Stored records
⟨

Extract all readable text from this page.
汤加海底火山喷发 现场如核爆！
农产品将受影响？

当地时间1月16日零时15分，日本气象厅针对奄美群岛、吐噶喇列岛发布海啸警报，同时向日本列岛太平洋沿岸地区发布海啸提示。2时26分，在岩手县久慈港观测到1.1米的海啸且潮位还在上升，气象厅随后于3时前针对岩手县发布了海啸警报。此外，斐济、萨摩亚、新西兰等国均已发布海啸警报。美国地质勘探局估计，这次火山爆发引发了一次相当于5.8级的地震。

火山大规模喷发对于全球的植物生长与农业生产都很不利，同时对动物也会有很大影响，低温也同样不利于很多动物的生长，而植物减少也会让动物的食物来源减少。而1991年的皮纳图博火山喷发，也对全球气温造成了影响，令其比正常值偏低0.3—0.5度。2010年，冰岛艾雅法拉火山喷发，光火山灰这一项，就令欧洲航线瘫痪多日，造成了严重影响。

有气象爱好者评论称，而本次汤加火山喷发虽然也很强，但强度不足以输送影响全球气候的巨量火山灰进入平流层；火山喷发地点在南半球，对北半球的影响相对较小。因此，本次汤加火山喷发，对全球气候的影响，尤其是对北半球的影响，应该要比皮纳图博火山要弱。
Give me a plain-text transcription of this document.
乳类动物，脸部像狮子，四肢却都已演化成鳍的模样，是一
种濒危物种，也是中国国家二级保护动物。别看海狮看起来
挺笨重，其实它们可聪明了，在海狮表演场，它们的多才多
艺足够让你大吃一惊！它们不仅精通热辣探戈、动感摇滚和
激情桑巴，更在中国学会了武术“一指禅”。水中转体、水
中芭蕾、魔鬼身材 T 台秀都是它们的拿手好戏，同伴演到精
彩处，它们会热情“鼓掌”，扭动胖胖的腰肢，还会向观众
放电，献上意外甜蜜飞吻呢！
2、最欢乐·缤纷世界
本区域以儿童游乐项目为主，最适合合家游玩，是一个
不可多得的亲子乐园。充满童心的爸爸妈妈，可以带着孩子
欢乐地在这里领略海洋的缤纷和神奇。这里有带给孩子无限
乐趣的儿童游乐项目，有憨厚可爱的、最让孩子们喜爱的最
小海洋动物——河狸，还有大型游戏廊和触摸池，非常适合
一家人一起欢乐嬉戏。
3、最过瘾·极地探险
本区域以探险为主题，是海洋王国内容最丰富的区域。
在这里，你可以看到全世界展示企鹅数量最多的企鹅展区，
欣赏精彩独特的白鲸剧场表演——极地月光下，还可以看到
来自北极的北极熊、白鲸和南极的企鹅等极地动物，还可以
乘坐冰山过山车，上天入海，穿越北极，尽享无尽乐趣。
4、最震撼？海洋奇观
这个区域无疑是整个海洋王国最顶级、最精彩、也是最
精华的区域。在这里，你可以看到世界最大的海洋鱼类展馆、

⟩

* _What to work on_:
Write out the entries in full, exactly as given.

* _In response_:
Extract all readable text from this page.
汤加海底火山喷发 现场如核爆！
农产品将受影响？

当地时间1月16日零时15分，日本气象厅针对奄美群岛、吐噶喇列岛发布海啸警报，同时向日本列岛太平洋沿岸地区发布海啸提示。2时26分，在岩手县久慈港观测到1.1米的海啸且潮位还在上升，气象厅随后于3时前针对岩手县发布了海啸警报。此外，斐济、萨摩亚、新西兰等国均已发布海啸警报。美国地质勘探局估计，这次火山爆发引发了一次相当于5.8级的地震。

火山大规模喷发对于全球的植物生长与农业生产都很不利，同时对动物也会有很大影响，低温也同样不利于很多动物的生长，而植物减少也会让动物的食物来源减少。而1991年的皮纳图博火山喷发，也对全球气温造成了影响，令其比正常值偏低0.3—0.5度。2010年，冰岛艾雅法拉火山喷发，光火山灰这一项，就令欧洲航线瘫痪多日，造成了严重影响。

有气象爱好者评论称，而本次汤加火山喷发虽然也很强，但强度不足以输送影响全球气候的巨量火山灰进入平流层；火山喷发地点在南半球，对北半球的影响相对较小。因此，本次汤加火山喷发，对全球气候的影响，尤其是对北半球的影响，应该要比皮纳图博火山要弱。
Give me a plain-text transcription of this document.
乳类动物，脸部像狮子，四肢却都已演化成鳍的模样，是一
种濒危物种，也是中国国家二级保护动物。别看海狮看起来
挺笨重，其实它们可聪明了，在海狮表演场，它们的多才多
艺足够让你大吃一惊！它们不仅精通热辣探戈、动感摇滚和
激情桑巴，更在中国学会了武术“一指禅”。水中转体、水
中芭蕾、魔鬼身材 T 台秀都是它们的拿手好戏，同伴演到精
彩处，它们会热情“鼓掌”，扭动胖胖的腰肢，还会向观众
放电，献上意外甜蜜飞吻呢！
2、最欢乐·缤纷世界
本区域以儿童游乐项目为主，最适合合家游玩，是一个
不可多得的亲子乐园。充满童心的爸爸妈妈，可以带着孩子
欢乐地在这里领略海洋的缤纷和神奇。这里有带给孩子无限
乐趣的儿童游乐项目，有憨厚可爱的、最让孩子们喜爱的最
小海洋动物——河狸，还有大型游戏廊和触摸池，非常适合
一家人一起欢乐嬉戏。
3、最过瘾·极地探险
本区域以探险为主题，是海洋王国内容最丰富的区域。
在这里，你可以看到全世界展示企鹅数量最多的企鹅展区，
欣赏精彩独特的白鲸剧场表演——极地月光下，还可以看到
来自北极的北极熊、白鲸和南极的企鹅等极地动物，还可以
乘坐冰山过山车，上天入海，穿越北极，尽享无尽乐趣。
4、最震撼？海洋奇观
这个区域无疑是整个海洋王国最顶级、最精彩、也是最
精华的区域。在这里，你可以看到世界最大的海洋鱼类展馆、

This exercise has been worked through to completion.